[Data listing]
— START —

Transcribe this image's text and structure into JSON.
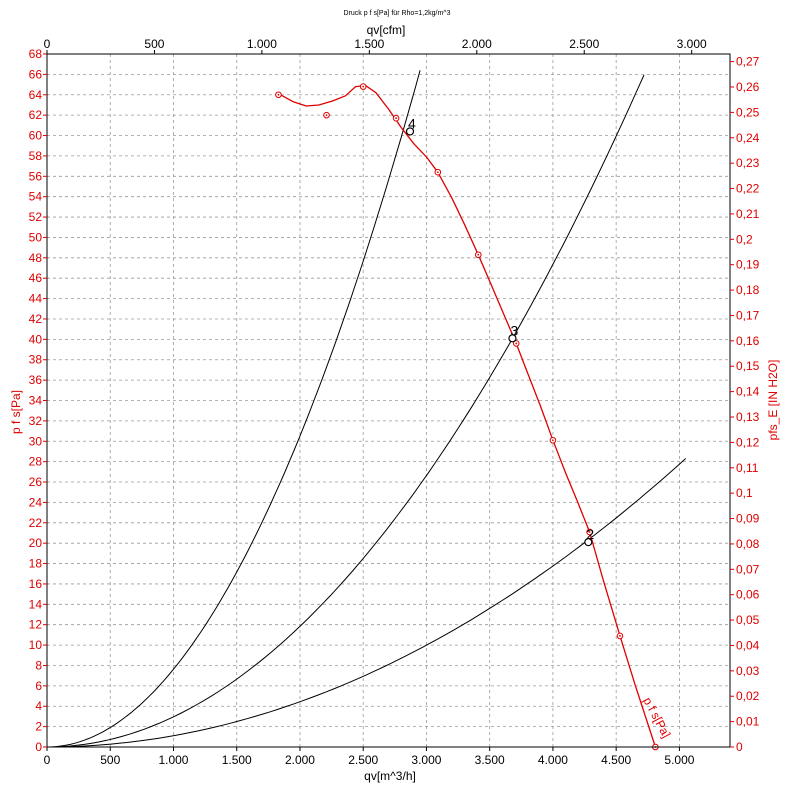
{
  "chart_data": {
    "type": "line",
    "title": "Druck p f s[Pa] für Rho=1,2kg/m^3",
    "xlabel": "qv[m^3/h]",
    "x2label": "qv[cfm]",
    "ylabel": "p f s[Pa]",
    "y2label": "pfs_E [IN H2O]",
    "xlim": [
      0,
      5400
    ],
    "ylim": [
      0,
      68
    ],
    "x2lim": [
      0,
      3178.3
    ],
    "y2lim": [
      0,
      0.273
    ],
    "grid": true,
    "x_ticks": [
      {
        "v": 0,
        "label": "0"
      },
      {
        "v": 500,
        "label": "500"
      },
      {
        "v": 1000,
        "label": "1.000"
      },
      {
        "v": 1500,
        "label": "1.500"
      },
      {
        "v": 2000,
        "label": "2.000"
      },
      {
        "v": 2500,
        "label": "2.500"
      },
      {
        "v": 3000,
        "label": "3.000"
      },
      {
        "v": 3500,
        "label": "3.500"
      },
      {
        "v": 4000,
        "label": "4.000"
      },
      {
        "v": 4500,
        "label": "4.500"
      },
      {
        "v": 5000,
        "label": "5.000"
      }
    ],
    "x2_ticks": [
      {
        "v": 0,
        "label": "0"
      },
      {
        "v": 500,
        "label": "500"
      },
      {
        "v": 1000,
        "label": "1.000"
      },
      {
        "v": 1500,
        "label": "1.500"
      },
      {
        "v": 2000,
        "label": "2.000"
      },
      {
        "v": 2500,
        "label": "2.500"
      },
      {
        "v": 3000,
        "label": "3.000"
      }
    ],
    "y_ticks": [
      0,
      2,
      4,
      6,
      8,
      10,
      12,
      14,
      16,
      18,
      20,
      22,
      24,
      26,
      28,
      30,
      32,
      34,
      36,
      38,
      40,
      42,
      44,
      46,
      48,
      50,
      52,
      54,
      56,
      58,
      60,
      62,
      64,
      66,
      68
    ],
    "y2_ticks": [
      {
        "v": 0,
        "label": "0"
      },
      {
        "v": 0.01,
        "label": "0,01"
      },
      {
        "v": 0.02,
        "label": "0,02"
      },
      {
        "v": 0.03,
        "label": "0,03"
      },
      {
        "v": 0.04,
        "label": "0,04"
      },
      {
        "v": 0.05,
        "label": "0,05"
      },
      {
        "v": 0.06,
        "label": "0,06"
      },
      {
        "v": 0.07,
        "label": "0,07"
      },
      {
        "v": 0.08,
        "label": "0,08"
      },
      {
        "v": 0.09,
        "label": "0,09"
      },
      {
        "v": 0.1,
        "label": "0,1"
      },
      {
        "v": 0.11,
        "label": "0,11"
      },
      {
        "v": 0.12,
        "label": "0,12"
      },
      {
        "v": 0.13,
        "label": "0,13"
      },
      {
        "v": 0.14,
        "label": "0,14"
      },
      {
        "v": 0.15,
        "label": "0,15"
      },
      {
        "v": 0.16,
        "label": "0,16"
      },
      {
        "v": 0.17,
        "label": "0,17"
      },
      {
        "v": 0.18,
        "label": "0,18"
      },
      {
        "v": 0.19,
        "label": "0,19"
      },
      {
        "v": 0.2,
        "label": "0,2"
      },
      {
        "v": 0.21,
        "label": "0,21"
      },
      {
        "v": 0.22,
        "label": "0,22"
      },
      {
        "v": 0.23,
        "label": "0,23"
      },
      {
        "v": 0.24,
        "label": "0,24"
      },
      {
        "v": 0.25,
        "label": "0,25"
      },
      {
        "v": 0.26,
        "label": "0,26"
      },
      {
        "v": 0.27,
        "label": "0,27"
      }
    ],
    "fan_curve": {
      "name": "p f s[Pa]",
      "color": "#e00000",
      "measured_points": [
        {
          "x": 1830,
          "y": 64.0
        },
        {
          "x": 2210,
          "y": 62.0
        },
        {
          "x": 2500,
          "y": 64.8
        },
        {
          "x": 2760,
          "y": 61.7
        },
        {
          "x": 3090,
          "y": 56.4
        },
        {
          "x": 3410,
          "y": 48.3
        },
        {
          "x": 3710,
          "y": 39.6
        },
        {
          "x": 4000,
          "y": 30.1
        },
        {
          "x": 4290,
          "y": 21.1
        },
        {
          "x": 4530,
          "y": 10.9
        },
        {
          "x": 4810,
          "y": 0
        }
      ],
      "curve": [
        {
          "x": 1830,
          "y": 64.1
        },
        {
          "x": 1950,
          "y": 63.3
        },
        {
          "x": 2050,
          "y": 62.9
        },
        {
          "x": 2150,
          "y": 63.0
        },
        {
          "x": 2260,
          "y": 63.4
        },
        {
          "x": 2360,
          "y": 63.9
        },
        {
          "x": 2440,
          "y": 64.8
        },
        {
          "x": 2520,
          "y": 64.9
        },
        {
          "x": 2600,
          "y": 64.2
        },
        {
          "x": 2700,
          "y": 62.6
        },
        {
          "x": 2800,
          "y": 60.8
        },
        {
          "x": 2900,
          "y": 59.2
        },
        {
          "x": 3000,
          "y": 57.9
        },
        {
          "x": 3090,
          "y": 56.4
        },
        {
          "x": 3200,
          "y": 53.9
        },
        {
          "x": 3300,
          "y": 51.3
        },
        {
          "x": 3410,
          "y": 48.3
        },
        {
          "x": 3500,
          "y": 45.7
        },
        {
          "x": 3600,
          "y": 42.8
        },
        {
          "x": 3710,
          "y": 39.6
        },
        {
          "x": 3800,
          "y": 36.7
        },
        {
          "x": 3900,
          "y": 33.5
        },
        {
          "x": 4000,
          "y": 30.1
        },
        {
          "x": 4100,
          "y": 26.9
        },
        {
          "x": 4200,
          "y": 23.9
        },
        {
          "x": 4290,
          "y": 21.1
        },
        {
          "x": 4400,
          "y": 16.3
        },
        {
          "x": 4530,
          "y": 10.9
        },
        {
          "x": 4650,
          "y": 6.1
        },
        {
          "x": 4810,
          "y": 0
        }
      ]
    },
    "system_curves": [
      {
        "id": "4",
        "k": 7.63e-06,
        "x_max": 2950
      },
      {
        "id": "3",
        "k": 2.96e-06,
        "x_max": 4720
      },
      {
        "id": "2",
        "k": 1.11e-06,
        "x_max": 5050
      }
    ],
    "operating_points": [
      {
        "label": "4",
        "x": 2870,
        "y": 60.4
      },
      {
        "label": "3",
        "x": 3680,
        "y": 40.1
      },
      {
        "label": "2",
        "x": 4280,
        "y": 20.1
      }
    ],
    "curve_label": "p f s[Pa]"
  }
}
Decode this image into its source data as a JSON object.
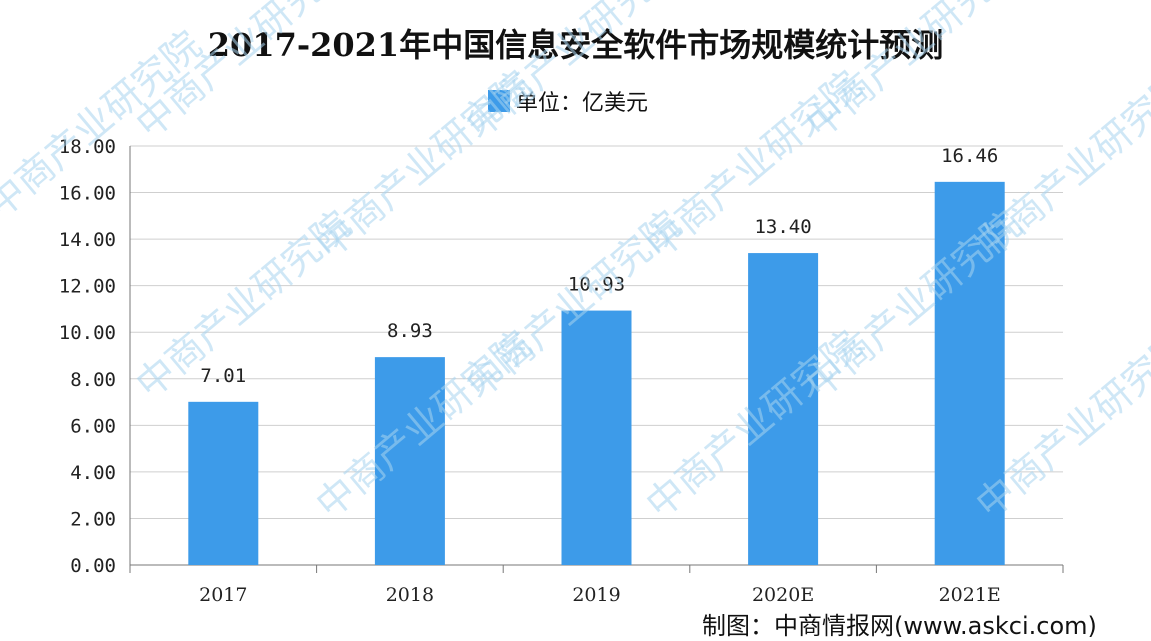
{
  "chart_data": {
    "type": "bar",
    "title": "2017-2021年中国信息安全软件市场规模统计预测",
    "legend": "单位：亿美元",
    "categories": [
      "2017",
      "2018",
      "2019",
      "2020E",
      "2021E"
    ],
    "values": [
      7.01,
      8.93,
      10.93,
      13.4,
      16.46
    ],
    "data_labels": [
      "7.01",
      "8.93",
      "10.93",
      "13.40",
      "16.46"
    ],
    "ylim": [
      0,
      18
    ],
    "yticks": [
      "0.00",
      "2.00",
      "4.00",
      "6.00",
      "8.00",
      "10.00",
      "12.00",
      "14.00",
      "16.00",
      "18.00"
    ],
    "grid": true,
    "bar_color": "#3d9be9"
  },
  "watermark": "中商产业研究院",
  "source": "制图：中商情报网(www.askci.com)"
}
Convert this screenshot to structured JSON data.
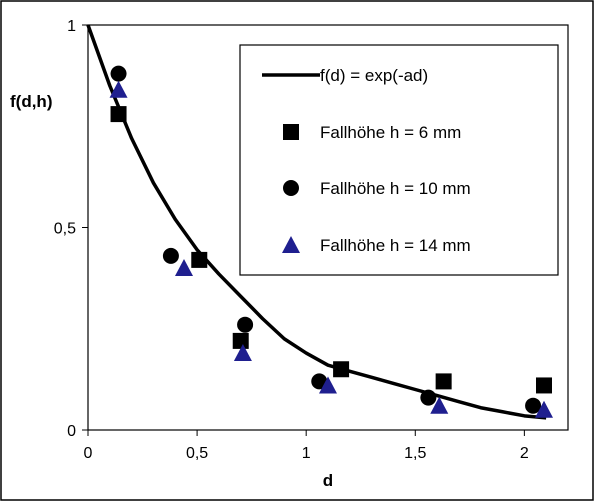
{
  "chart_data": {
    "type": "scatter",
    "title": "",
    "xlabel": "d",
    "ylabel": "f(d,h)",
    "xlim": [
      0,
      2.2
    ],
    "ylim": [
      0,
      1
    ],
    "x_ticks": [
      "0",
      "0,5",
      "1",
      "1,5",
      "2"
    ],
    "y_ticks": [
      "0",
      "0,5",
      "1"
    ],
    "grid": false,
    "legend_position": "top-right",
    "series": [
      {
        "name": "f(d) = exp(-ad)",
        "kind": "line",
        "marker": "none",
        "color": "#000000",
        "x": [
          0,
          0.1,
          0.2,
          0.3,
          0.4,
          0.5,
          0.6,
          0.7,
          0.8,
          0.9,
          1.0,
          1.1,
          1.2,
          1.3,
          1.4,
          1.5,
          1.6,
          1.7,
          1.8,
          1.9,
          2.0,
          2.1
        ],
        "y": [
          1.0,
          0.85,
          0.72,
          0.61,
          0.52,
          0.445,
          0.385,
          0.33,
          0.275,
          0.225,
          0.19,
          0.16,
          0.145,
          0.13,
          0.115,
          0.1,
          0.085,
          0.07,
          0.055,
          0.045,
          0.035,
          0.03
        ]
      },
      {
        "name": "Fallhöhe h = 6 mm",
        "kind": "points",
        "marker": "square",
        "color": "#000000",
        "x": [
          0.14,
          0.51,
          0.7,
          1.16,
          1.63,
          2.09
        ],
        "y": [
          0.78,
          0.42,
          0.22,
          0.15,
          0.12,
          0.11
        ]
      },
      {
        "name": "Fallhöhe h = 10 mm",
        "kind": "points",
        "marker": "circle",
        "color": "#000000",
        "x": [
          0.14,
          0.38,
          0.72,
          1.06,
          1.56,
          2.04
        ],
        "y": [
          0.88,
          0.43,
          0.26,
          0.12,
          0.08,
          0.06
        ]
      },
      {
        "name": "Fallhöhe h = 14 mm",
        "kind": "points",
        "marker": "triangle",
        "color": "#1f1f8f",
        "x": [
          0.14,
          0.44,
          0.71,
          1.1,
          1.61,
          2.09
        ],
        "y": [
          0.84,
          0.4,
          0.19,
          0.11,
          0.06,
          0.05
        ]
      }
    ]
  }
}
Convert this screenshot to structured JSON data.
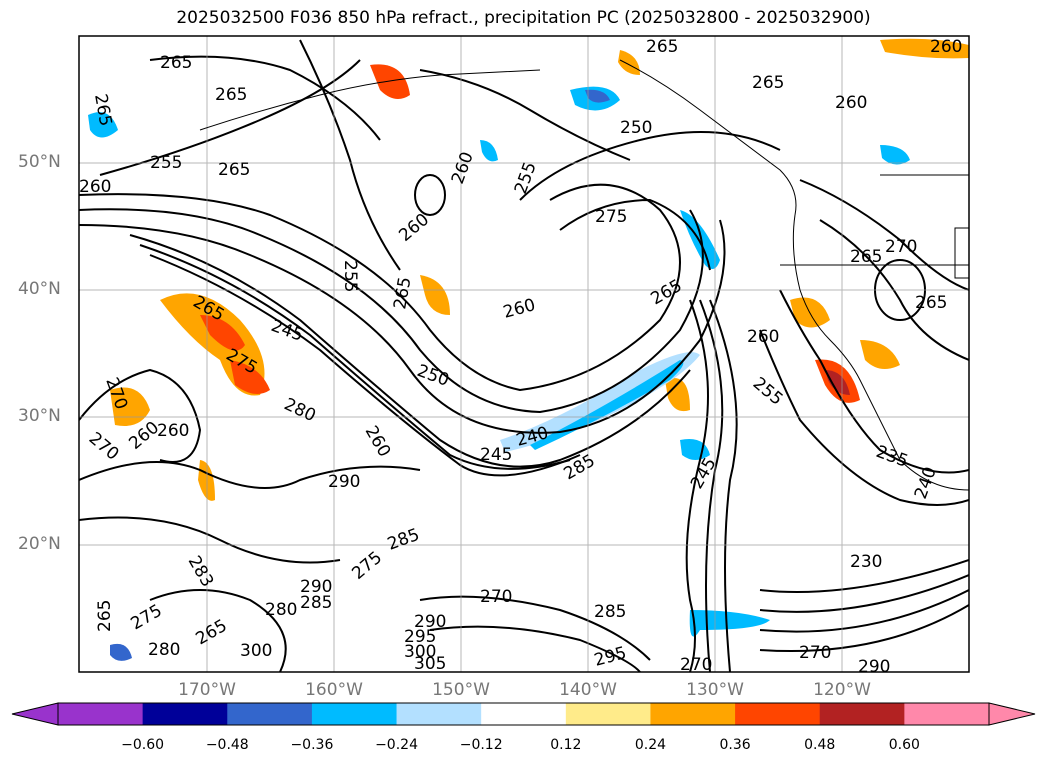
{
  "title": "2025032500 F036 850 hPa refract., precipitation PC (2025032800 - 2025032900)",
  "lat_ticks": [
    "50°N",
    "40°N",
    "30°N",
    "20°N"
  ],
  "lon_ticks": [
    "170°W",
    "160°W",
    "150°W",
    "140°W",
    "130°W",
    "120°W"
  ],
  "colorbar": {
    "colors": [
      "#9933cc",
      "#000099",
      "#3366cc",
      "#00bbff",
      "#b3e0ff",
      "#ffffff",
      "#ffeb8a",
      "#ffa500",
      "#ff4500",
      "#b22222",
      "#ff88aa"
    ],
    "labels": [
      "−0.60",
      "−0.48",
      "−0.36",
      "−0.24",
      "−0.12",
      "0.12",
      "0.24",
      "0.36",
      "0.48",
      "0.60"
    ]
  },
  "contour_labels": [
    "265",
    "265",
    "265",
    "265",
    "260",
    "255",
    "265",
    "260",
    "255",
    "250",
    "265",
    "260",
    "260",
    "275",
    "255",
    "260",
    "270",
    "265",
    "265",
    "265",
    "265",
    "260",
    "245",
    "265",
    "250",
    "275",
    "270",
    "280",
    "260",
    "270",
    "260",
    "260",
    "255",
    "260",
    "245",
    "240",
    "285",
    "245",
    "290",
    "285",
    "235",
    "275",
    "240",
    "230",
    "280",
    "270",
    "290",
    "285",
    "283",
    "285",
    "290",
    "295",
    "300",
    "305",
    "295",
    "270",
    "270",
    "265",
    "280",
    "265",
    "290",
    "300",
    "275"
  ],
  "map": {
    "extent": {
      "lon": [
        -180,
        -110
      ],
      "lat": [
        10,
        60
      ]
    },
    "gridlines": true,
    "coastlines": true
  }
}
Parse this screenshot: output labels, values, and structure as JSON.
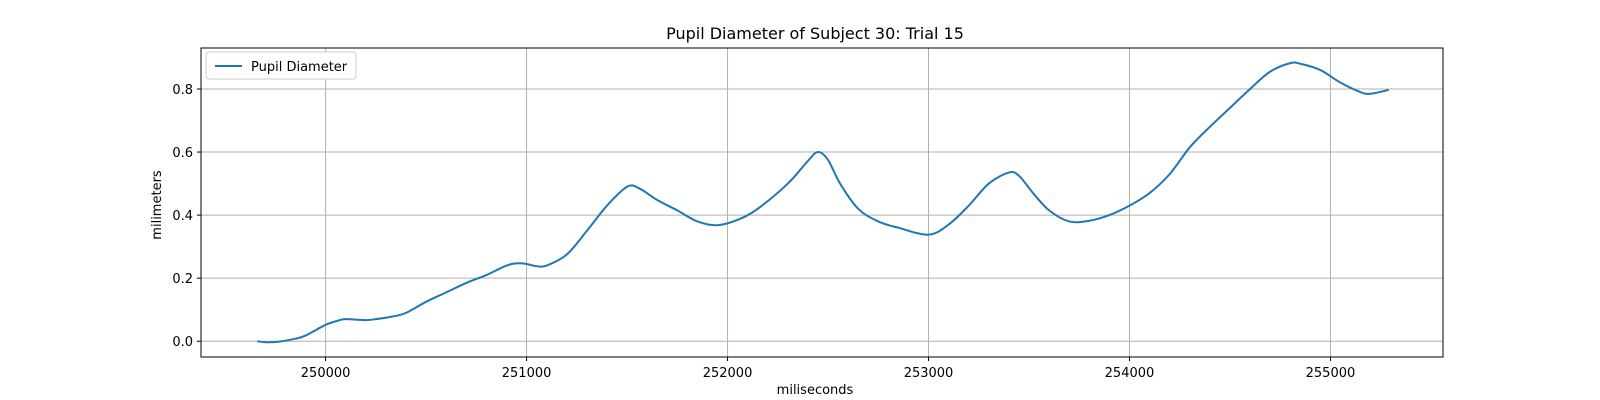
{
  "chart_data": {
    "type": "line",
    "title": "Pupil Diameter of Subject 30: Trial 15",
    "xlabel": "miliseconds",
    "ylabel": "milimeters",
    "xlim": [
      249380,
      255560
    ],
    "ylim": [
      -0.05,
      0.93
    ],
    "xticks": [
      250000,
      251000,
      252000,
      253000,
      254000,
      255000
    ],
    "yticks": [
      0.0,
      0.2,
      0.4,
      0.6,
      0.8
    ],
    "ytick_labels": [
      "0.0",
      "0.2",
      "0.4",
      "0.6",
      "0.8"
    ],
    "grid": true,
    "legend_position": "top-left",
    "series": [
      {
        "name": "Pupil Diameter",
        "color": "#1f77b4",
        "points": [
          [
            249660,
            0.0
          ],
          [
            249700,
            -0.003
          ],
          [
            249760,
            -0.002
          ],
          [
            249850,
            0.008
          ],
          [
            249900,
            0.018
          ],
          [
            250000,
            0.052
          ],
          [
            250060,
            0.065
          ],
          [
            250100,
            0.07
          ],
          [
            250200,
            0.067
          ],
          [
            250250,
            0.07
          ],
          [
            250330,
            0.078
          ],
          [
            250400,
            0.09
          ],
          [
            250500,
            0.125
          ],
          [
            250600,
            0.155
          ],
          [
            250700,
            0.185
          ],
          [
            250800,
            0.21
          ],
          [
            250900,
            0.24
          ],
          [
            250950,
            0.247
          ],
          [
            251000,
            0.245
          ],
          [
            251050,
            0.238
          ],
          [
            251100,
            0.24
          ],
          [
            251200,
            0.275
          ],
          [
            251300,
            0.35
          ],
          [
            251400,
            0.43
          ],
          [
            251500,
            0.49
          ],
          [
            251560,
            0.485
          ],
          [
            251650,
            0.448
          ],
          [
            251750,
            0.415
          ],
          [
            251850,
            0.38
          ],
          [
            251950,
            0.368
          ],
          [
            252050,
            0.385
          ],
          [
            252150,
            0.42
          ],
          [
            252300,
            0.5
          ],
          [
            252400,
            0.572
          ],
          [
            252450,
            0.6
          ],
          [
            252500,
            0.575
          ],
          [
            252560,
            0.5
          ],
          [
            252650,
            0.42
          ],
          [
            252750,
            0.38
          ],
          [
            252850,
            0.36
          ],
          [
            253000,
            0.338
          ],
          [
            253100,
            0.37
          ],
          [
            253200,
            0.43
          ],
          [
            253300,
            0.5
          ],
          [
            253400,
            0.535
          ],
          [
            253450,
            0.525
          ],
          [
            253520,
            0.47
          ],
          [
            253600,
            0.415
          ],
          [
            253700,
            0.38
          ],
          [
            253800,
            0.382
          ],
          [
            253900,
            0.4
          ],
          [
            254000,
            0.43
          ],
          [
            254100,
            0.47
          ],
          [
            254200,
            0.53
          ],
          [
            254300,
            0.615
          ],
          [
            254400,
            0.68
          ],
          [
            254500,
            0.74
          ],
          [
            254600,
            0.8
          ],
          [
            254700,
            0.855
          ],
          [
            254800,
            0.882
          ],
          [
            254850,
            0.88
          ],
          [
            254950,
            0.86
          ],
          [
            255050,
            0.82
          ],
          [
            255150,
            0.79
          ],
          [
            255200,
            0.785
          ],
          [
            255290,
            0.797
          ]
        ]
      }
    ]
  }
}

— END —

[PROBLEM] Look through the entries and find each line that has the string "title". Copy those lines.

[SOLUTION FOR THIS TASK]
    "title": "Druck p f s[Pa] für Rho=1,2kg/m^3",
    "title": "2017-2021年中国信息安全软件市场规模统计预测",
    "title": "",
  "title": "2025032500 F036 850 hPa refract., precipitation PC (2025032800 - 2025032900)",
    "title": "Pupil Diameter of Subject 30: Trial 15",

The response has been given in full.